**Exercise objective:** Answer with the number of lines in the listing below that contain the word "this", and nothing else.

-- start Supplied records --

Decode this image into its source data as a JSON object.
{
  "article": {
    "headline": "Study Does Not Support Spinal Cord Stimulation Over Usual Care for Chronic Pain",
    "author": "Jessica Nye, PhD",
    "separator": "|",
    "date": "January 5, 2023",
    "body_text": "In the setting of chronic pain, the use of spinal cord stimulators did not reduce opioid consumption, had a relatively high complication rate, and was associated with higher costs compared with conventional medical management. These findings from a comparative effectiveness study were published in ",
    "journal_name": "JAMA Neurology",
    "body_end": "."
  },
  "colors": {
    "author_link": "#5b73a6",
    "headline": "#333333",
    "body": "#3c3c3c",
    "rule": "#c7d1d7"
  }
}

-- end Supplied records --
-- start Supplied records --

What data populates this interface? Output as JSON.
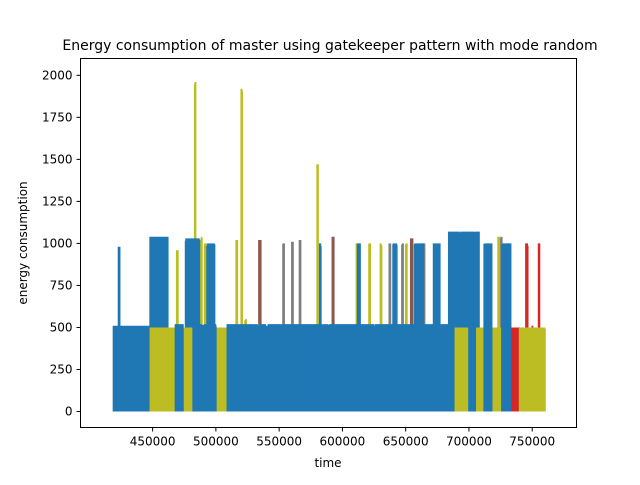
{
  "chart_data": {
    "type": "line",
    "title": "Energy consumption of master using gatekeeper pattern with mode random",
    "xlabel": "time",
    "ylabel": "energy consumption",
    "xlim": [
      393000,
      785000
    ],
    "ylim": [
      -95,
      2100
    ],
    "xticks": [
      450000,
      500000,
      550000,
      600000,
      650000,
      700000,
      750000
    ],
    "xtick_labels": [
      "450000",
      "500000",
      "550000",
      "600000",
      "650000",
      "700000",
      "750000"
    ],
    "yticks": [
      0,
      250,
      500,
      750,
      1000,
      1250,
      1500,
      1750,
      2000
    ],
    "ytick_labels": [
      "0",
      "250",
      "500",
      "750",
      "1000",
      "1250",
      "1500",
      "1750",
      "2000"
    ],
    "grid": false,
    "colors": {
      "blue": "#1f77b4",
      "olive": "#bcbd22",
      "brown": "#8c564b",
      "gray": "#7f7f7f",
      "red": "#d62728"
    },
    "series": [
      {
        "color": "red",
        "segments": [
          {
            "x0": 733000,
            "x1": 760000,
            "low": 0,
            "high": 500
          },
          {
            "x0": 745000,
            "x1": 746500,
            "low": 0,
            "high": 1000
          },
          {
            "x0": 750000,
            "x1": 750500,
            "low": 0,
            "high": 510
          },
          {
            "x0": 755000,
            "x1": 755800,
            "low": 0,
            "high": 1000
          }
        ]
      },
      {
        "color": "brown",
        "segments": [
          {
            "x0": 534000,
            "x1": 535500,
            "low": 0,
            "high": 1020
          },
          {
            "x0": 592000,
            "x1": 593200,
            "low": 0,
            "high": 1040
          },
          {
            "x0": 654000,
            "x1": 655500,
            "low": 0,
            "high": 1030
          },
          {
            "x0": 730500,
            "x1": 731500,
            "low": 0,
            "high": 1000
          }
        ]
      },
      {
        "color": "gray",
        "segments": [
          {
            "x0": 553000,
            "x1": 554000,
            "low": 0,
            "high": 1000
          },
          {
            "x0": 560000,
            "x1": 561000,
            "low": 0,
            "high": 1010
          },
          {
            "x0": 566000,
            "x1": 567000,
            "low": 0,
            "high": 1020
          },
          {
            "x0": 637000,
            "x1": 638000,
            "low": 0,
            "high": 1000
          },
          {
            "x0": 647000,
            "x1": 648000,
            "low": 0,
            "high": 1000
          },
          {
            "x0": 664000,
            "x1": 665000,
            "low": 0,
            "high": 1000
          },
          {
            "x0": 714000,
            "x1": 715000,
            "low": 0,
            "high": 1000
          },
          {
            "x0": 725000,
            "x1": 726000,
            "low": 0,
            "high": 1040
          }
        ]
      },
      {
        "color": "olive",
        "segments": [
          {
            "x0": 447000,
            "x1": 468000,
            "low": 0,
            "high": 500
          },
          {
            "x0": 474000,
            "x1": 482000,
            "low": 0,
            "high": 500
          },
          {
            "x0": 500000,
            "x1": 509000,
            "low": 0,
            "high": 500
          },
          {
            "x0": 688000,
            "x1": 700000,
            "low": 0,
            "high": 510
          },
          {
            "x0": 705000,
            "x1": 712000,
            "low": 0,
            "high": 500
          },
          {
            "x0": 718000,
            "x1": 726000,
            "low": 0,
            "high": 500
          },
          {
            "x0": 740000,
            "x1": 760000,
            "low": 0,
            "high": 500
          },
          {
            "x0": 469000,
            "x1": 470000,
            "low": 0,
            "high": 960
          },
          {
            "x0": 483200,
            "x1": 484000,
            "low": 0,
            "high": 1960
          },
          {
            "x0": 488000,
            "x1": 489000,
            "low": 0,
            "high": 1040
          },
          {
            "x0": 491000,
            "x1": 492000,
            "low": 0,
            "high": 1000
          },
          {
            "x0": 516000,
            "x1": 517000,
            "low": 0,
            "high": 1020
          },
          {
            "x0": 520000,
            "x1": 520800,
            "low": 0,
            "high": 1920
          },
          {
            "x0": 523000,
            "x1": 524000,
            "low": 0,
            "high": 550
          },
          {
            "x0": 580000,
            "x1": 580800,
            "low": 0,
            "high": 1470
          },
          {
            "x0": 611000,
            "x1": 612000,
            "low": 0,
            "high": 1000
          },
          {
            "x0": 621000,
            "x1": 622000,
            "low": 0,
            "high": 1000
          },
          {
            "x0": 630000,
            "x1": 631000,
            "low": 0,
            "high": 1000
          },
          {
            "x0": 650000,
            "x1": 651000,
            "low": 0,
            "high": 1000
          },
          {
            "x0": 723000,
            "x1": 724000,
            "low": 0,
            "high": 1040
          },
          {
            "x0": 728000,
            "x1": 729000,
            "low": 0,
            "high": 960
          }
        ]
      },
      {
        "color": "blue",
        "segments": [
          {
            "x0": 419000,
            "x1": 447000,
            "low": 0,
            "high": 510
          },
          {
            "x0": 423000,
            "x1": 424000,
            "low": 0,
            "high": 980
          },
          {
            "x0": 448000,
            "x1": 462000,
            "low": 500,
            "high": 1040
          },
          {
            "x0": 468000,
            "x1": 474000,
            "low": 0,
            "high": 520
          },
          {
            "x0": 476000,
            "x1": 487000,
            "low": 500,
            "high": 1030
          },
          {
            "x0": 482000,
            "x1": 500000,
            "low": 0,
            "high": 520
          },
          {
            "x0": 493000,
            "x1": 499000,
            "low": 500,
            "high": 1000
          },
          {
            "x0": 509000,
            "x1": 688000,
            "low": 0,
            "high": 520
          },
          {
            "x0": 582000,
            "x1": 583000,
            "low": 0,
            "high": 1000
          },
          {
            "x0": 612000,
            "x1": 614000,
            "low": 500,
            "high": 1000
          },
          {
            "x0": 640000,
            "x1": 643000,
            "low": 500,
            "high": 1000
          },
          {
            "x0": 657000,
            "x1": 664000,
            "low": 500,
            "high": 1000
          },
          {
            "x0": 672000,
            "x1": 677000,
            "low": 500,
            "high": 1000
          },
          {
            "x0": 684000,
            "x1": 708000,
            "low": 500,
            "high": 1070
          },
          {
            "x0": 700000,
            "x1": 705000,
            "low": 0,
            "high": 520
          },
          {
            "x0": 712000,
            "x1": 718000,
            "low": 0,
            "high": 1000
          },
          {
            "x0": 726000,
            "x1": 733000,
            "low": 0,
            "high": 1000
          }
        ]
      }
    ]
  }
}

-- end Supplied records --
-- start Supplied records --

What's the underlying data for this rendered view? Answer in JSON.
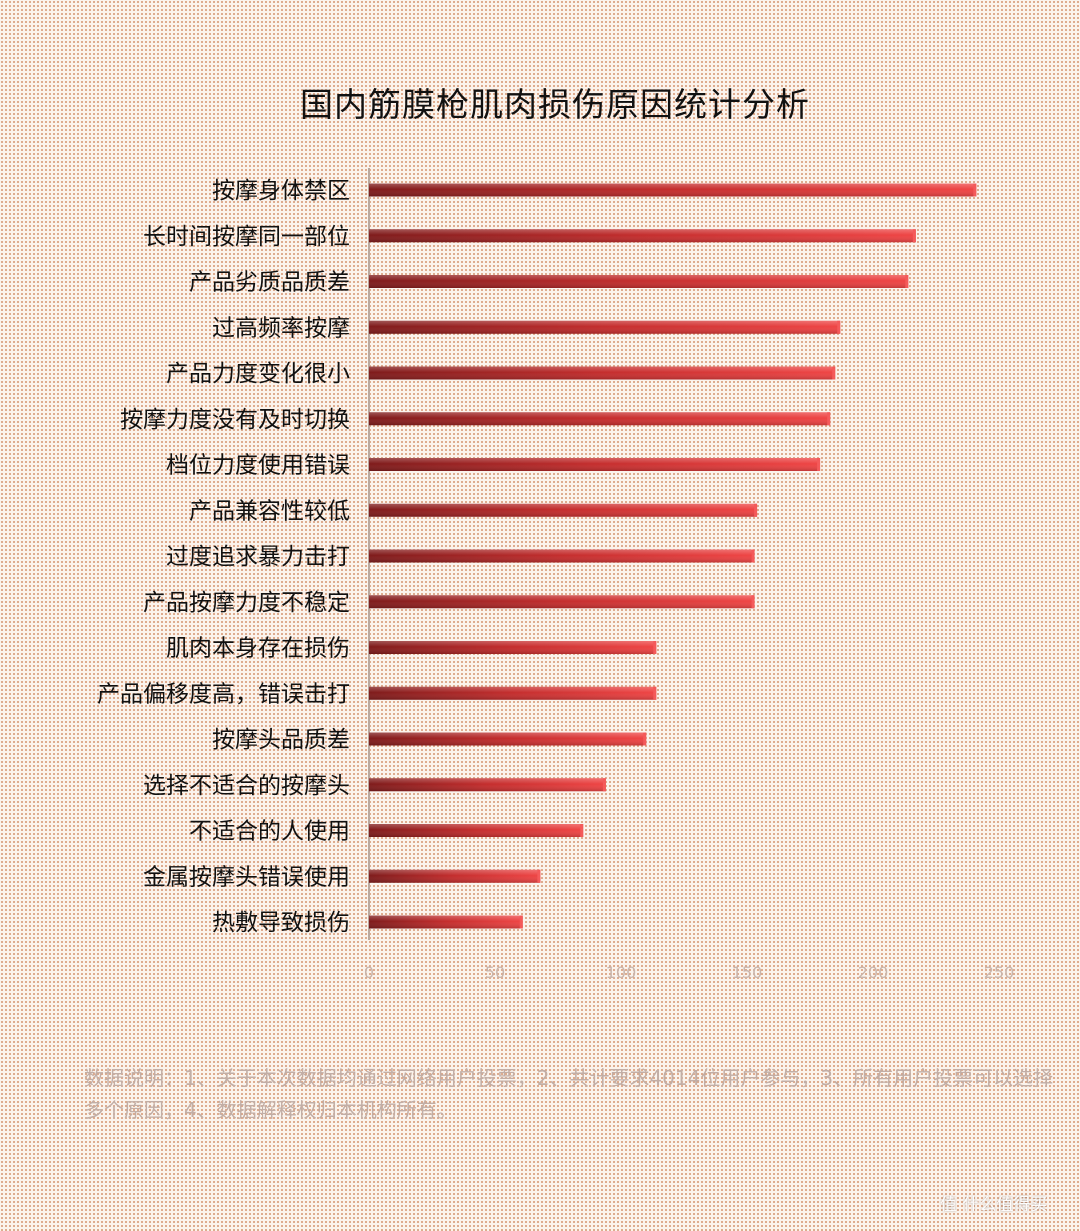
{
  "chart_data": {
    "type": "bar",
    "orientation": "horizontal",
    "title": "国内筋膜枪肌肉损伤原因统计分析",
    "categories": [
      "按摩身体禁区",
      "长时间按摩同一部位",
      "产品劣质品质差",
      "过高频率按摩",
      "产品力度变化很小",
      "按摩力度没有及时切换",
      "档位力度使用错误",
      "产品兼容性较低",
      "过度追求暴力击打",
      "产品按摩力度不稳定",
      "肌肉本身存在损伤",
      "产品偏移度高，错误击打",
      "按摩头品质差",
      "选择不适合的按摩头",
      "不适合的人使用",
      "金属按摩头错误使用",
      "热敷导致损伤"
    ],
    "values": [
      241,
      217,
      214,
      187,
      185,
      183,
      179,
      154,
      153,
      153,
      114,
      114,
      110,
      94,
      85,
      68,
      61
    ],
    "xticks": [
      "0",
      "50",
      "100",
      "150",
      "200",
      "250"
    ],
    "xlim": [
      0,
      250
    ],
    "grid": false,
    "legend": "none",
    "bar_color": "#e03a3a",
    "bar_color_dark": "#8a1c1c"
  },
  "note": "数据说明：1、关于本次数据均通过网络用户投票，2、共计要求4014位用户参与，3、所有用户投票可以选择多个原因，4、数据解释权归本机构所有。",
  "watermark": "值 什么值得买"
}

-- end Supplied records --

**Exercise result:** 3